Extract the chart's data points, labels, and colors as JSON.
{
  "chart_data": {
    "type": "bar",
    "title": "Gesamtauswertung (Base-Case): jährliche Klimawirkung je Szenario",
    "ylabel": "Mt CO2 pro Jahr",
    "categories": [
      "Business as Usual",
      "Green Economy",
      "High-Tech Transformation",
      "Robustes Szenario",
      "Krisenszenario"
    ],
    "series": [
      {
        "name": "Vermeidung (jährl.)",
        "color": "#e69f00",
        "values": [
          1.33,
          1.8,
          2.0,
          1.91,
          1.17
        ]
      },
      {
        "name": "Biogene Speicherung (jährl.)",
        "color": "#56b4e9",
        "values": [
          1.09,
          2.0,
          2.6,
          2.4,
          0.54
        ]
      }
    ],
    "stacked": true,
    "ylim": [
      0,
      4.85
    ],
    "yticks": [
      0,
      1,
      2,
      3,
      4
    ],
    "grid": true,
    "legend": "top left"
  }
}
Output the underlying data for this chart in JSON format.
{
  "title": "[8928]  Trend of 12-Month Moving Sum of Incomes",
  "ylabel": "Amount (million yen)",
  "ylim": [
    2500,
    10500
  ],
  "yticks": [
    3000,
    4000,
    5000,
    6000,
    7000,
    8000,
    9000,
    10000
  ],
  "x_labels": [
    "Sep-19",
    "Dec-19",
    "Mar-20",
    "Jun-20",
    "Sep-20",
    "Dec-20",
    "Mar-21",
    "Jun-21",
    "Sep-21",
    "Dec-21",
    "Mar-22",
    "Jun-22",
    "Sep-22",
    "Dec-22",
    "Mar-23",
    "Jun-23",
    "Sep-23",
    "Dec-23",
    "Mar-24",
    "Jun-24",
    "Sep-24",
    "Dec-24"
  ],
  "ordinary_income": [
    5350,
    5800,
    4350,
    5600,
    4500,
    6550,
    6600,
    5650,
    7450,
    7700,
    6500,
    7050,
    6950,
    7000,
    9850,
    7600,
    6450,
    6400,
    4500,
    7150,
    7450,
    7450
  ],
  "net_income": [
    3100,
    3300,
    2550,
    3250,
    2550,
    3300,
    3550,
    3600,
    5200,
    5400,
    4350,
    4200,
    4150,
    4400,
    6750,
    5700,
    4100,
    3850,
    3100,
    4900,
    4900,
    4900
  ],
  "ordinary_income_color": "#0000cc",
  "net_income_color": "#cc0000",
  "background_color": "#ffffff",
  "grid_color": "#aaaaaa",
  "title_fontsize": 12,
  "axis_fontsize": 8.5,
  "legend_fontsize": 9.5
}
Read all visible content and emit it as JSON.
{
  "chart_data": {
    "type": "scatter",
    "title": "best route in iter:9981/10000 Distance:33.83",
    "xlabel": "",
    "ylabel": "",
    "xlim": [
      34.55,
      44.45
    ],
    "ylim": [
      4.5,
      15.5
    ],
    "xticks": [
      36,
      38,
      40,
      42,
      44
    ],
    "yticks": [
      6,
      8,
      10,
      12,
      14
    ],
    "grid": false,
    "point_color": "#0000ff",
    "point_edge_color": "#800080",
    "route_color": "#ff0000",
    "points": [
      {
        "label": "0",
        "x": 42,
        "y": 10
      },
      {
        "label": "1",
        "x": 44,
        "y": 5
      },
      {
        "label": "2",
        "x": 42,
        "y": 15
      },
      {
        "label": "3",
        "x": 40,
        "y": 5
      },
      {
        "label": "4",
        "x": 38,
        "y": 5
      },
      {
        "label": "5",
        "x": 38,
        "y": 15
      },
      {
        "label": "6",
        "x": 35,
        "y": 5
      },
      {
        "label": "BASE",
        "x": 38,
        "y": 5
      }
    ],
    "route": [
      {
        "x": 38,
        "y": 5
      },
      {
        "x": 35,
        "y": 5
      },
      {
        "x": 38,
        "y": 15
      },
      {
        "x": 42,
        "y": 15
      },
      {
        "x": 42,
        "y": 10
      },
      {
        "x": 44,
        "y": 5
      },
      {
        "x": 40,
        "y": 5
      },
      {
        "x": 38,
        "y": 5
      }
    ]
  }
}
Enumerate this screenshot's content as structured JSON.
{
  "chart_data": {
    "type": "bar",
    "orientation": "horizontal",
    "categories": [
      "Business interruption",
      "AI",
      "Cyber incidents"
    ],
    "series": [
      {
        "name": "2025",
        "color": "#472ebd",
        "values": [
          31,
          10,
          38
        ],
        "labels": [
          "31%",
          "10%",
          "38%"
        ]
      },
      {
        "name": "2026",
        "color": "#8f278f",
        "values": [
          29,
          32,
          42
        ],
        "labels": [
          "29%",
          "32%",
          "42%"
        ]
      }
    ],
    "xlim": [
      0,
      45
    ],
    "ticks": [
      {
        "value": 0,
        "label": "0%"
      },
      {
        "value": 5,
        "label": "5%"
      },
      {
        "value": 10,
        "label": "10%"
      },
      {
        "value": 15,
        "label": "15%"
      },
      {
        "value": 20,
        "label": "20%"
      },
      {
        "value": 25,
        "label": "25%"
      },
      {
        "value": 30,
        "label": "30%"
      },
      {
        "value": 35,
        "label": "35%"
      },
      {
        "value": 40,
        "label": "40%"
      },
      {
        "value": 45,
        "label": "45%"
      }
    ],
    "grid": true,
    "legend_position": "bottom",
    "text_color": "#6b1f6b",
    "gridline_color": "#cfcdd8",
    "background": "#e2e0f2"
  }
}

::::

- The problem
Read through the entries and copy every line that includes "Business".

- Output
      "Business as Usual",
      "Business interruption",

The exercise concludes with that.